━━━━━ SUPPLIED DATA
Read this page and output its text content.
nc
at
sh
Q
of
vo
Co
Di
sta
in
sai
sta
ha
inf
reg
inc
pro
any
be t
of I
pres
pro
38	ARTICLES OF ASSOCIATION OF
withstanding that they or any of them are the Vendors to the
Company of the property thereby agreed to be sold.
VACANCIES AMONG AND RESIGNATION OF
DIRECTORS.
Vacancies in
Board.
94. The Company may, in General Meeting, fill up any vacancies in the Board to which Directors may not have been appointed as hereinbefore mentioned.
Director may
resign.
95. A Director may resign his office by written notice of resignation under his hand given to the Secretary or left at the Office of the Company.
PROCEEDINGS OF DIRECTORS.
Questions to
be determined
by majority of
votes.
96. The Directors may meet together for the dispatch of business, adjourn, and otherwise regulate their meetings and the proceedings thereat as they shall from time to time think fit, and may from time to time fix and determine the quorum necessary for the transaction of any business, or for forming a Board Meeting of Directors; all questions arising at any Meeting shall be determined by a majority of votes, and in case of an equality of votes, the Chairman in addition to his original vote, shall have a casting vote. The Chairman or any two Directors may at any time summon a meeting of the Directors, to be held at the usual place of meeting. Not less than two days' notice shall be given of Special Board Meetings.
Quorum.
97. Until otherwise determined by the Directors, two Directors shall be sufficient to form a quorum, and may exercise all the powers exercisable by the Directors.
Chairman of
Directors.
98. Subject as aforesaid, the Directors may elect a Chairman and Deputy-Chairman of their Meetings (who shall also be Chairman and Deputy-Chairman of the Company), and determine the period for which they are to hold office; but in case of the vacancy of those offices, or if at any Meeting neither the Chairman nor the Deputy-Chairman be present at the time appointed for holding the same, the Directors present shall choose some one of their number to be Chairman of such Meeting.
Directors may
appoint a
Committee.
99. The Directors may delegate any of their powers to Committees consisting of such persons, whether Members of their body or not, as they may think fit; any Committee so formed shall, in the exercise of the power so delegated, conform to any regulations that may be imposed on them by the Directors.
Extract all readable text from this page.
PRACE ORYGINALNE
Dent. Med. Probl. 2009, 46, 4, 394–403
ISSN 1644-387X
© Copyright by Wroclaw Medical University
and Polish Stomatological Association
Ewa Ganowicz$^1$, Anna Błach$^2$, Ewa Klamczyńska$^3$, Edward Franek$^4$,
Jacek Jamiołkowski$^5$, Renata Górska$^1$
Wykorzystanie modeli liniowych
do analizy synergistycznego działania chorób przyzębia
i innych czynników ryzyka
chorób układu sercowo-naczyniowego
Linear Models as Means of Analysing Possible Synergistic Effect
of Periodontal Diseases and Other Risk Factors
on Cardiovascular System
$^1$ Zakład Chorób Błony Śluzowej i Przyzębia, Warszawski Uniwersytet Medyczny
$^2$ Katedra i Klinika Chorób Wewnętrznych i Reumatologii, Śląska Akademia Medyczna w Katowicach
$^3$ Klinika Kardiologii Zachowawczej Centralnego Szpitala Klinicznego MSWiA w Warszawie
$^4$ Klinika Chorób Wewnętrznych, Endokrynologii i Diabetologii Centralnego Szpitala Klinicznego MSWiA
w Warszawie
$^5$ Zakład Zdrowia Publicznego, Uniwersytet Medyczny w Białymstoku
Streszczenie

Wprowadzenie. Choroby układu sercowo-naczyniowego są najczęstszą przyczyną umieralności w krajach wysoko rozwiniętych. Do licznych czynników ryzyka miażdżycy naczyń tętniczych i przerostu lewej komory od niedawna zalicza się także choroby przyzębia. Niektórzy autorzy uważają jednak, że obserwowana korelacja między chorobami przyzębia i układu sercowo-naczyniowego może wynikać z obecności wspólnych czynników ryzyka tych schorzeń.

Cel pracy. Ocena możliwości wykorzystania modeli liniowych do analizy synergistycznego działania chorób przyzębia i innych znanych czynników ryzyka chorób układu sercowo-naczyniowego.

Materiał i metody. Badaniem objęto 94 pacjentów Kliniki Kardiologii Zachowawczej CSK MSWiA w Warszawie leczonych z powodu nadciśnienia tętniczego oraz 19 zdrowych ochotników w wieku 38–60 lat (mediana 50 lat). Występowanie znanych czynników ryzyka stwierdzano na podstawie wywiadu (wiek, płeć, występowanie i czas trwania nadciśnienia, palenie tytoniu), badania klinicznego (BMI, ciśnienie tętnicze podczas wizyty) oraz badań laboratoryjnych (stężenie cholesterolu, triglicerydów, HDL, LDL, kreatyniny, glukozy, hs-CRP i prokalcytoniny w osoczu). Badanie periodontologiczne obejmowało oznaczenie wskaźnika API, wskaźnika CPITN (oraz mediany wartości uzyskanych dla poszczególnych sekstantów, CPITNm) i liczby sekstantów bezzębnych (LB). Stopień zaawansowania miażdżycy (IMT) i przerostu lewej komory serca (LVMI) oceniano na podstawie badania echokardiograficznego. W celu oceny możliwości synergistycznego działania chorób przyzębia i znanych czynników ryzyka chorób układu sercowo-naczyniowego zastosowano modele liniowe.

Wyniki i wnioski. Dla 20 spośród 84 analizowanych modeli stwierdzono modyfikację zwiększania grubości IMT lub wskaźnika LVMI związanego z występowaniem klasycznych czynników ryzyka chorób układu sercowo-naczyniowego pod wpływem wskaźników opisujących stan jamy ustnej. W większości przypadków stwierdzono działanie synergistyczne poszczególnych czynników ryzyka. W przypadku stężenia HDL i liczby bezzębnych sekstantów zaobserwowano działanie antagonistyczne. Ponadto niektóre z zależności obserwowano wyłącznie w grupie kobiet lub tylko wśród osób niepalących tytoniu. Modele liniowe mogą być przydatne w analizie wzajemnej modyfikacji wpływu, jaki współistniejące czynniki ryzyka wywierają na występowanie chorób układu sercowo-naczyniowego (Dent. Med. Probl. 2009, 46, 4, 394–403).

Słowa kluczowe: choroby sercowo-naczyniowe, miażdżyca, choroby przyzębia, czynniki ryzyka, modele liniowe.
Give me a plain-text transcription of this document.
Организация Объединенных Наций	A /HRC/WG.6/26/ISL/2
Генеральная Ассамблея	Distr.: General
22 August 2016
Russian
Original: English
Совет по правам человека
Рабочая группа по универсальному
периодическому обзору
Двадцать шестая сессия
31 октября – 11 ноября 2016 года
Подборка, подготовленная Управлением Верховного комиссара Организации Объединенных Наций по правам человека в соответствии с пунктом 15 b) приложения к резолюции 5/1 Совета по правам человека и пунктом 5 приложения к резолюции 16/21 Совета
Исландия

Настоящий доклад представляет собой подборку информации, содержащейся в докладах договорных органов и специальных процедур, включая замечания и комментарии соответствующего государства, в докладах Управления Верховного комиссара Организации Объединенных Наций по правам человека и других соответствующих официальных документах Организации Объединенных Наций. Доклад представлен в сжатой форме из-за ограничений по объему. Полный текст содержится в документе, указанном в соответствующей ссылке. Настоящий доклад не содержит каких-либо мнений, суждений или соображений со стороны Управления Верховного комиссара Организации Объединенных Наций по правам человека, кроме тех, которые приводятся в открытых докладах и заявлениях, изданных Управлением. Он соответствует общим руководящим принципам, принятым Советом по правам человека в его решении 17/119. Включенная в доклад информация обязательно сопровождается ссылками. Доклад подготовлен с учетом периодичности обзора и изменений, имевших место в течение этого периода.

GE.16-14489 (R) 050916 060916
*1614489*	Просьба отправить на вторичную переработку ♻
━━━━━━━━━━
- _WORK TO DO_
Using the listing above, retype each line exactly.

- _COMPLETE ANSWER_
Read this page and output its text content.
nc
at
sh
Q
of
vo
Co
Di
sta
in
sai
sta
ha
inf
reg
inc
pro
any
be t
of I
pres
pro
38	ARTICLES OF ASSOCIATION OF
withstanding that they or any of them are the Vendors to the
Company of the property thereby agreed to be sold.
VACANCIES AMONG AND RESIGNATION OF
DIRECTORS.
Vacancies in
Board.
94. The Company may, in General Meeting, fill up any vacancies in the Board to which Directors may not have been appointed as hereinbefore mentioned.
Director may
resign.
95. A Director may resign his office by written notice of resignation under his hand given to the Secretary or left at the Office of the Company.
PROCEEDINGS OF DIRECTORS.
Questions to
be determined
by majority of
votes.
96. The Directors may meet together for the dispatch of business, adjourn, and otherwise regulate their meetings and the proceedings thereat as they shall from time to time think fit, and may from time to time fix and determine the quorum necessary for the transaction of any business, or for forming a Board Meeting of Directors; all questions arising at any Meeting shall be determined by a majority of votes, and in case of an equality of votes, the Chairman in addition to his original vote, shall have a casting vote. The Chairman or any two Directors may at any time summon a meeting of the Directors, to be held at the usual place of meeting. Not less than two days' notice shall be given of Special Board Meetings.
Quorum.
97. Until otherwise determined by the Directors, two Directors shall be sufficient to form a quorum, and may exercise all the powers exercisable by the Directors.
Chairman of
Directors.
98. Subject as aforesaid, the Directors may elect a Chairman and Deputy-Chairman of their Meetings (who shall also be Chairman and Deputy-Chairman of the Company), and determine the period for which they are to hold office; but in case of the vacancy of those offices, or if at any Meeting neither the Chairman nor the Deputy-Chairman be present at the time appointed for holding the same, the Directors present shall choose some one of their number to be Chairman of such Meeting.
Directors may
appoint a
Committee.
99. The Directors may delegate any of their powers to Committees consisting of such persons, whether Members of their body or not, as they may think fit; any Committee so formed shall, in the exercise of the power so delegated, conform to any regulations that may be imposed on them by the Directors.
Extract all readable text from this page.
PRACE ORYGINALNE
Dent. Med. Probl. 2009, 46, 4, 394–403
ISSN 1644-387X
© Copyright by Wroclaw Medical University
and Polish Stomatological Association
Ewa Ganowicz$^1$, Anna Błach$^2$, Ewa Klamczyńska$^3$, Edward Franek$^4$,
Jacek Jamiołkowski$^5$, Renata Górska$^1$
Wykorzystanie modeli liniowych
do analizy synergistycznego działania chorób przyzębia
i innych czynników ryzyka
chorób układu sercowo-naczyniowego
Linear Models as Means of Analysing Possible Synergistic Effect
of Periodontal Diseases and Other Risk Factors
on Cardiovascular System
$^1$ Zakład Chorób Błony Śluzowej i Przyzębia, Warszawski Uniwersytet Medyczny
$^2$ Katedra i Klinika Chorób Wewnętrznych i Reumatologii, Śląska Akademia Medyczna w Katowicach
$^3$ Klinika Kardiologii Zachowawczej Centralnego Szpitala Klinicznego MSWiA w Warszawie
$^4$ Klinika Chorób Wewnętrznych, Endokrynologii i Diabetologii Centralnego Szpitala Klinicznego MSWiA
w Warszawie
$^5$ Zakład Zdrowia Publicznego, Uniwersytet Medyczny w Białymstoku
Streszczenie

Wprowadzenie. Choroby układu sercowo-naczyniowego są najczęstszą przyczyną umieralności w krajach wysoko rozwiniętych. Do licznych czynników ryzyka miażdżycy naczyń tętniczych i przerostu lewej komory od niedawna zalicza się także choroby przyzębia. Niektórzy autorzy uważają jednak, że obserwowana korelacja między chorobami przyzębia i układu sercowo-naczyniowego może wynikać z obecności wspólnych czynników ryzyka tych schorzeń.

Cel pracy. Ocena możliwości wykorzystania modeli liniowych do analizy synergistycznego działania chorób przyzębia i innych znanych czynników ryzyka chorób układu sercowo-naczyniowego.

Materiał i metody. Badaniem objęto 94 pacjentów Kliniki Kardiologii Zachowawczej CSK MSWiA w Warszawie leczonych z powodu nadciśnienia tętniczego oraz 19 zdrowych ochotników w wieku 38–60 lat (mediana 50 lat). Występowanie znanych czynników ryzyka stwierdzano na podstawie wywiadu (wiek, płeć, występowanie i czas trwania nadciśnienia, palenie tytoniu), badania klinicznego (BMI, ciśnienie tętnicze podczas wizyty) oraz badań laboratoryjnych (stężenie cholesterolu, triglicerydów, HDL, LDL, kreatyniny, glukozy, hs-CRP i prokalcytoniny w osoczu). Badanie periodontologiczne obejmowało oznaczenie wskaźnika API, wskaźnika CPITN (oraz mediany wartości uzyskanych dla poszczególnych sekstantów, CPITNm) i liczby sekstantów bezzębnych (LB). Stopień zaawansowania miażdżycy (IMT) i przerostu lewej komory serca (LVMI) oceniano na podstawie badania echokardiograficznego. W celu oceny możliwości synergistycznego działania chorób przyzębia i znanych czynników ryzyka chorób układu sercowo-naczyniowego zastosowano modele liniowe.

Wyniki i wnioski. Dla 20 spośród 84 analizowanych modeli stwierdzono modyfikację zwiększania grubości IMT lub wskaźnika LVMI związanego z występowaniem klasycznych czynników ryzyka chorób układu sercowo-naczyniowego pod wpływem wskaźników opisujących stan jamy ustnej. W większości przypadków stwierdzono działanie synergistyczne poszczególnych czynników ryzyka. W przypadku stężenia HDL i liczby bezzębnych sekstantów zaobserwowano działanie antagonistyczne. Ponadto niektóre z zależności obserwowano wyłącznie w grupie kobiet lub tylko wśród osób niepalących tytoniu. Modele liniowe mogą być przydatne w analizie wzajemnej modyfikacji wpływu, jaki współistniejące czynniki ryzyka wywierają na występowanie chorób układu sercowo-naczyniowego (Dent. Med. Probl. 2009, 46, 4, 394–403).

Słowa kluczowe: choroby sercowo-naczyniowe, miażdżyca, choroby przyzębia, czynniki ryzyka, modele liniowe.
Give me a plain-text transcription of this document.
Организация Объединенных Наций	A /HRC/WG.6/26/ISL/2
Генеральная Ассамблея	Distr.: General
22 August 2016
Russian
Original: English
Совет по правам человека
Рабочая группа по универсальному
периодическому обзору
Двадцать шестая сессия
31 октября – 11 ноября 2016 года
Подборка, подготовленная Управлением Верховного комиссара Организации Объединенных Наций по правам человека в соответствии с пунктом 15 b) приложения к резолюции 5/1 Совета по правам человека и пунктом 5 приложения к резолюции 16/21 Совета
Исландия

Настоящий доклад представляет собой подборку информации, содержащейся в докладах договорных органов и специальных процедур, включая замечания и комментарии соответствующего государства, в докладах Управления Верховного комиссара Организации Объединенных Наций по правам человека и других соответствующих официальных документах Организации Объединенных Наций. Доклад представлен в сжатой форме из-за ограничений по объему. Полный текст содержится в документе, указанном в соответствующей ссылке. Настоящий доклад не содержит каких-либо мнений, суждений или соображений со стороны Управления Верховного комиссара Организации Объединенных Наций по правам человека, кроме тех, которые приводятся в открытых докладах и заявлениях, изданных Управлением. Он соответствует общим руководящим принципам, принятым Советом по правам человека в его решении 17/119. Включенная в доклад информация обязательно сопровождается ссылками. Доклад подготовлен с учетом периодичности обзора и изменений, имевших место в течение этого периода.

GE.16-14489 (R) 050916 060916
*1614489*	Просьба отправить на вторичную переработку ♻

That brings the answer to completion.